● **Text**:
User Management


In this section, you learn how to manage user accounts and grant and revoke privileges.

Creating a User

Use the CREATE USER command to create a new user. The username given should be a username and a host, in the format user@host. Include the keywords IDENTIFIED BY to set a password for the new user.

Passwords

If you do not assign a password for a user, that user will be able to connect to MySQL without even supplying a password.


The following example creates a new user named chris that can connect only from localhost, with the password mypass:

 mysql> CREATE USER chris@localhost IDENTIFIED BY 'mypass'; Query OK, 0 rows affected (0.02 sec) 


You usually create new users when connected to MySQL as the root user, but if you want to allow other users to use the CREATE USER command, you should assign them the INSERT privilege on the mysql database. The underlying operation is an INSERT command that adds a record to mysql.user.

Setting or Changing a Password

The password values stored in the Password column of mysql.user are encrypted using a hashing algorithm that cannot be decoded back to the original password. You can perform the same hash using the PASSWORD() function.

You can use the SET PASSWORD command to reset a user's password, but you must use PASSWORD() to produce the encrypted password as part of this command. The following is an example:

 mysql> SET PASSWORD FOR chris@localhost = PASSWORD('newpass'); Query OK, 0 rows affected (0.00 sec) 


If you omit the PASSWORD() function, MySQL warns you that you did not supply a valid password.

 mysql> SET PASSWORD FOR chris@localhost = 'newpass'; ERROR 1372 (HY000): Password hash should be a 41-digit hexadecimal number 


Any user can use SET PASSWORD, although only a superuser can change other users' passwords. To change the password for the logged-in user, omit the FOR user part, as follows:

 mysql> SET PASSWORD = PASSWORD('newpass'); Query OK, 0 rows affected (0.00 sec) 


Granting Privileges

To assign a privilege to a user, use the GRANT command. This can be done through an individual privilege, a list, or the ALL PRIVILEGES keyword, which allocates every privilege shown in Table 18.1 to the user.

The following example grants the SELECT and INSERT privileges on the products table in the mysql10 database to the new user chris@localhost:

 mysql> GRANT SELECT, INSERT     -> ON mysql10.products     -> TO chris@localhost; Query OK, 0 rows affected (0.00 sec) 


If you connect as this user, the SHOW TABLES command reveals just one table; tables you do not have the SELECT privilege for are not displayed.

● **Parts of the exercise**:
a: Which command does the user management text say to use to assign a privilege to a user?
b: Copy the user management text from "If you do not" to "the PASSWORD() function.".

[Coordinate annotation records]
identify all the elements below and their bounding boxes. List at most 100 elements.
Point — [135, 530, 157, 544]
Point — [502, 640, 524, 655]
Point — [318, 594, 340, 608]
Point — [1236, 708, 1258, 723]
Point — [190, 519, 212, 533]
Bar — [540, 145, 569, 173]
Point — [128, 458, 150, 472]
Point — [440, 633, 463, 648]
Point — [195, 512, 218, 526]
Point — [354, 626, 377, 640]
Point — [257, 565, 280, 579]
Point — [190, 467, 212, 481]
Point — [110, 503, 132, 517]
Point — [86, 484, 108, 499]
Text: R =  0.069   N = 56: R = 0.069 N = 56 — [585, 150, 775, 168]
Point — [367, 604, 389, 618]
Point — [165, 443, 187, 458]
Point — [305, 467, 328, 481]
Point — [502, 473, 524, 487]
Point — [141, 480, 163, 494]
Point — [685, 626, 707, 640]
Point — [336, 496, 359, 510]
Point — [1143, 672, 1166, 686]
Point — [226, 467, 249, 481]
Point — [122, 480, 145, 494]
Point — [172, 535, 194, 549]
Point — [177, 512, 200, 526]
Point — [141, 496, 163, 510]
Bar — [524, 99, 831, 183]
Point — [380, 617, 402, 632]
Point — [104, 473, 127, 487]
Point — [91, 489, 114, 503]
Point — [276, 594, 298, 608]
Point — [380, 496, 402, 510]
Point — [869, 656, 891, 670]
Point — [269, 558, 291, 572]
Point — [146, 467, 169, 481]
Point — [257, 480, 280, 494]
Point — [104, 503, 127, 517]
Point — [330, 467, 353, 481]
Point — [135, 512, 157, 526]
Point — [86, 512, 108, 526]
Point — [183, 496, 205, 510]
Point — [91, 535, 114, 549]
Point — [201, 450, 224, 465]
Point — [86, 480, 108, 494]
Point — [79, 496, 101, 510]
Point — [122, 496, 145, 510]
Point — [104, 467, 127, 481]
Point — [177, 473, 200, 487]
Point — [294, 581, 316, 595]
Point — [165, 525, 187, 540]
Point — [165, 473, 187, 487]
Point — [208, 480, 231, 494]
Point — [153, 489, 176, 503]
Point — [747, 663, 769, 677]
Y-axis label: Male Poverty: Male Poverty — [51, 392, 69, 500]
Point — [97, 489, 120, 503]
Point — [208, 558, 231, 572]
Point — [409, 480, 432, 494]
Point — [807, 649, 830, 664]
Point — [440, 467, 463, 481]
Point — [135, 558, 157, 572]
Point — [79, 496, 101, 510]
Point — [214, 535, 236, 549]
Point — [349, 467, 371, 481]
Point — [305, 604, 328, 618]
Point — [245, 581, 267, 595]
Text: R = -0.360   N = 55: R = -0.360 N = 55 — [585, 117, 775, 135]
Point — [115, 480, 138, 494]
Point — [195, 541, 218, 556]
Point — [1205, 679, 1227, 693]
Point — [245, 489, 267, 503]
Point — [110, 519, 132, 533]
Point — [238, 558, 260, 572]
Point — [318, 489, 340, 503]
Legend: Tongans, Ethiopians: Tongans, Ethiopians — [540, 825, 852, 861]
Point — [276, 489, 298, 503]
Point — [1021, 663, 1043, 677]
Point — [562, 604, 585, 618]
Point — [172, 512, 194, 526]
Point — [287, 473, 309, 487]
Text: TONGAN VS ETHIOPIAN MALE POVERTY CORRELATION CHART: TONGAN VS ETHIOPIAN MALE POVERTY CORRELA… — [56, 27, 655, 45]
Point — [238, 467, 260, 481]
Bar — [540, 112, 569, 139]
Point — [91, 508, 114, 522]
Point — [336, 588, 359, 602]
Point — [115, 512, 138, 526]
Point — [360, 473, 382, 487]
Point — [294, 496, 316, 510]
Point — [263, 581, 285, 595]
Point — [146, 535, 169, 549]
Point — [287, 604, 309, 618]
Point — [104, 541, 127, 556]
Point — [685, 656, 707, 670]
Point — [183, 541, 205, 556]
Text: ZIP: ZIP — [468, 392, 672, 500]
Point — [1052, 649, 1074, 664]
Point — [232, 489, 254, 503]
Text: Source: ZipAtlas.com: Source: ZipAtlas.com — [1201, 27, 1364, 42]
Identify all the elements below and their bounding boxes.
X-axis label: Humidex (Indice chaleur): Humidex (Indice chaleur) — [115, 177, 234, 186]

● **Answers**:
a: The GRANT command.

b:
If you do not assign a password for a user, that user will be able to connect to MySQL without even supplying a password.


The following example creates a new user named chris that can connect only from localhost, with the password mypass:

 mysql> CREATE USER chris@localhost IDENTIFIED BY 'mypass'; Query OK, 0 rows affected (0.02 sec) 


You usually create new users when connected to MySQL as the root user, but if you want to allow other users to use the CREATE USER command, you should assign them the INSERT privilege on the mysql database. The underlying operation is an INSERT command that adds a record to mysql.user.

Setting or Changing a Password

The password values stored in the Password column of mysql.user are encrypted using a hashing algorithm that cannot be decoded back to the original password. You can perform the same hash using the PASSWORD() function.